Which lines below contain the string "salary", with case counting? Locate each one and copy it out in full.

-- Begin DATA SHOWN --

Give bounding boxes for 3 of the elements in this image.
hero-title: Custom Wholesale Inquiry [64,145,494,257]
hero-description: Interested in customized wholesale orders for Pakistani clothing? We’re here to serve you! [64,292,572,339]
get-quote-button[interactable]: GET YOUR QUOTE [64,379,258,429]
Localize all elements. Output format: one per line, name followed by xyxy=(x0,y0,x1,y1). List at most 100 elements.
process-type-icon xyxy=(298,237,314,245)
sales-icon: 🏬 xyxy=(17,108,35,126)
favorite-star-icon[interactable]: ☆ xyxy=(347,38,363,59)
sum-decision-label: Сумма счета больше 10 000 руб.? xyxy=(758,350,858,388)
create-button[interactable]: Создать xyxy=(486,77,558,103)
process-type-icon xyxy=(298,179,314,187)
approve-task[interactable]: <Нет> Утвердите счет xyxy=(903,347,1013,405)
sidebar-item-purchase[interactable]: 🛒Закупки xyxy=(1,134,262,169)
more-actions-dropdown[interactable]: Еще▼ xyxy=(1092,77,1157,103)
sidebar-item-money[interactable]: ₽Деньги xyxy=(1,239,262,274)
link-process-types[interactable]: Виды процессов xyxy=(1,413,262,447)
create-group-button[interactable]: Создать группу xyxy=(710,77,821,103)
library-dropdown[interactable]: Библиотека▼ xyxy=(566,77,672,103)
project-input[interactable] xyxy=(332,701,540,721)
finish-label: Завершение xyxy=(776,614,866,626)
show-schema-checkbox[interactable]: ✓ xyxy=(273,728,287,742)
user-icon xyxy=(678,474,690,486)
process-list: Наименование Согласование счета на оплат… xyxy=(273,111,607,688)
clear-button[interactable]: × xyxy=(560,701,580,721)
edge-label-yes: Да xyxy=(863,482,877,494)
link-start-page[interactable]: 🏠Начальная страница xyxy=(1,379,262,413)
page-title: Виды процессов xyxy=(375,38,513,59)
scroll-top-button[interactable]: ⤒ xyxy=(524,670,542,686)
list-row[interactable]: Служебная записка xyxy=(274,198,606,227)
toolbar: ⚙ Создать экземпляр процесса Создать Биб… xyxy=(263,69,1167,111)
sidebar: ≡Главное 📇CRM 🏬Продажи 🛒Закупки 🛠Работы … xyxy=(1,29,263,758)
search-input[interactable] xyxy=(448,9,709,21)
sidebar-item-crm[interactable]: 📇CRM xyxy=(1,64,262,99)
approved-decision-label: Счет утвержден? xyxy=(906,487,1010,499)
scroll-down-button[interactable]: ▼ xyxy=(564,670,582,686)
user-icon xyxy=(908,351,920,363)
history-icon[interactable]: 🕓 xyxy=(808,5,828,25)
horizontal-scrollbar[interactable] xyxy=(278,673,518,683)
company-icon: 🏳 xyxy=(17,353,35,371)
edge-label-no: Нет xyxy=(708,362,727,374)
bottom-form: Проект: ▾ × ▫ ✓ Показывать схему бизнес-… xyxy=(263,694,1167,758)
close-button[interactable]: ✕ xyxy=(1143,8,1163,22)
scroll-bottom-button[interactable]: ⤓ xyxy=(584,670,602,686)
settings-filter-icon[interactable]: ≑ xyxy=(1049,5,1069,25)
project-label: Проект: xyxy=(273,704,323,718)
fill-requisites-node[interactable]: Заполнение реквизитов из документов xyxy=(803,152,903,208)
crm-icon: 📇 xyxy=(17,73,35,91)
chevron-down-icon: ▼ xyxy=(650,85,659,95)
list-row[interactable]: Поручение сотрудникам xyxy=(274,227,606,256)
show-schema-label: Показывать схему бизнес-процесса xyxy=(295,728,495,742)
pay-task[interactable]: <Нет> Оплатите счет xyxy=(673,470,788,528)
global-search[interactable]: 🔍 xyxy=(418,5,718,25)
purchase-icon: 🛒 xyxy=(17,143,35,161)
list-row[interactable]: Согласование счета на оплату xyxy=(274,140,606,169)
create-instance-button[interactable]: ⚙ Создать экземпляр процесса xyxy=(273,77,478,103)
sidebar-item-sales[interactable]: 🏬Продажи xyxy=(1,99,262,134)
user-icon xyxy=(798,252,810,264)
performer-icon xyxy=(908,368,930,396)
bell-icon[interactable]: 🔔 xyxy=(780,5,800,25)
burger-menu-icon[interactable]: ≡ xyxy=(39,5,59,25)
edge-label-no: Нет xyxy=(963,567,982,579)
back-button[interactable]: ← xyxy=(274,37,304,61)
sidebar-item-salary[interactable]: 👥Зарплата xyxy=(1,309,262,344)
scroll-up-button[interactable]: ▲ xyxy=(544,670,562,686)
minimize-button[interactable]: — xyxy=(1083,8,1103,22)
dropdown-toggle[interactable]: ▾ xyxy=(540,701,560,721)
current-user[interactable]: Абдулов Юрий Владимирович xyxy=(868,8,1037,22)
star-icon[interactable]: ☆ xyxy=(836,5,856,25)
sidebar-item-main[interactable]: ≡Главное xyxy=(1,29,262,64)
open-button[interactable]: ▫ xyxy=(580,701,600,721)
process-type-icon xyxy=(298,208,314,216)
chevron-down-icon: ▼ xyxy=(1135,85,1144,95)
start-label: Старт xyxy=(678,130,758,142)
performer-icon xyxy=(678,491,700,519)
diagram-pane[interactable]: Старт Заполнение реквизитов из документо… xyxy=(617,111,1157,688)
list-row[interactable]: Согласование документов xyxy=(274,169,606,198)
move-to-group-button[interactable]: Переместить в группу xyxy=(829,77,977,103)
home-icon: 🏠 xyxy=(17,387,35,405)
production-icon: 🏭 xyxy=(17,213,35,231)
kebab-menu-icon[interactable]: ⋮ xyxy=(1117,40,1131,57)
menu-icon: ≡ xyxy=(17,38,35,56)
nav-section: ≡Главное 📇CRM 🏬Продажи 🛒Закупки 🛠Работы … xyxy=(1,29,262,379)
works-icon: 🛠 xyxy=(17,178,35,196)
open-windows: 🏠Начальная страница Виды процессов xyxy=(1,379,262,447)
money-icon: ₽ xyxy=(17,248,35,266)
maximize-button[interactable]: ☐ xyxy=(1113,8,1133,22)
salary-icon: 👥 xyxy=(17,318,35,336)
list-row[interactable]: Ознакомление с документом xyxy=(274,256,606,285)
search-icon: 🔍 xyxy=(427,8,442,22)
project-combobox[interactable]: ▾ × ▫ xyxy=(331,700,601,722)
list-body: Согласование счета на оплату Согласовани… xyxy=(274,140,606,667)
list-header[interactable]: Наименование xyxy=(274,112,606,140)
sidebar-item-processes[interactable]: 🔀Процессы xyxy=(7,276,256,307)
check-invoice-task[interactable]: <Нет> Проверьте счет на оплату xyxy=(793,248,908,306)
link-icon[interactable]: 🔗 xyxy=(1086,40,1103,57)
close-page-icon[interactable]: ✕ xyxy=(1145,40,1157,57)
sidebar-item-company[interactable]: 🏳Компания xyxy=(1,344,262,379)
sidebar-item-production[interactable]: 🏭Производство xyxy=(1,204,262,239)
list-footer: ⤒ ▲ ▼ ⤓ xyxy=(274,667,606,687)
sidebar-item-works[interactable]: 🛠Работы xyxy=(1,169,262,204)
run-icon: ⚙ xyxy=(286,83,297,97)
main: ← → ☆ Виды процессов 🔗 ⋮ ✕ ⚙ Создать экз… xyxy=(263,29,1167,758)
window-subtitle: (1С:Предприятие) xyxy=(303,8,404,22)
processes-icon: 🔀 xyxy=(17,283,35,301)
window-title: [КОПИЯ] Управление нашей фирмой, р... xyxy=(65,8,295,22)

-- End DATA SHOWN --

• CORRECT OUTPUT:
sidebar-item-salary[interactable]: 👥Зарплата xyxy=(1,309,262,344)
salary-icon: 👥 xyxy=(17,318,35,336)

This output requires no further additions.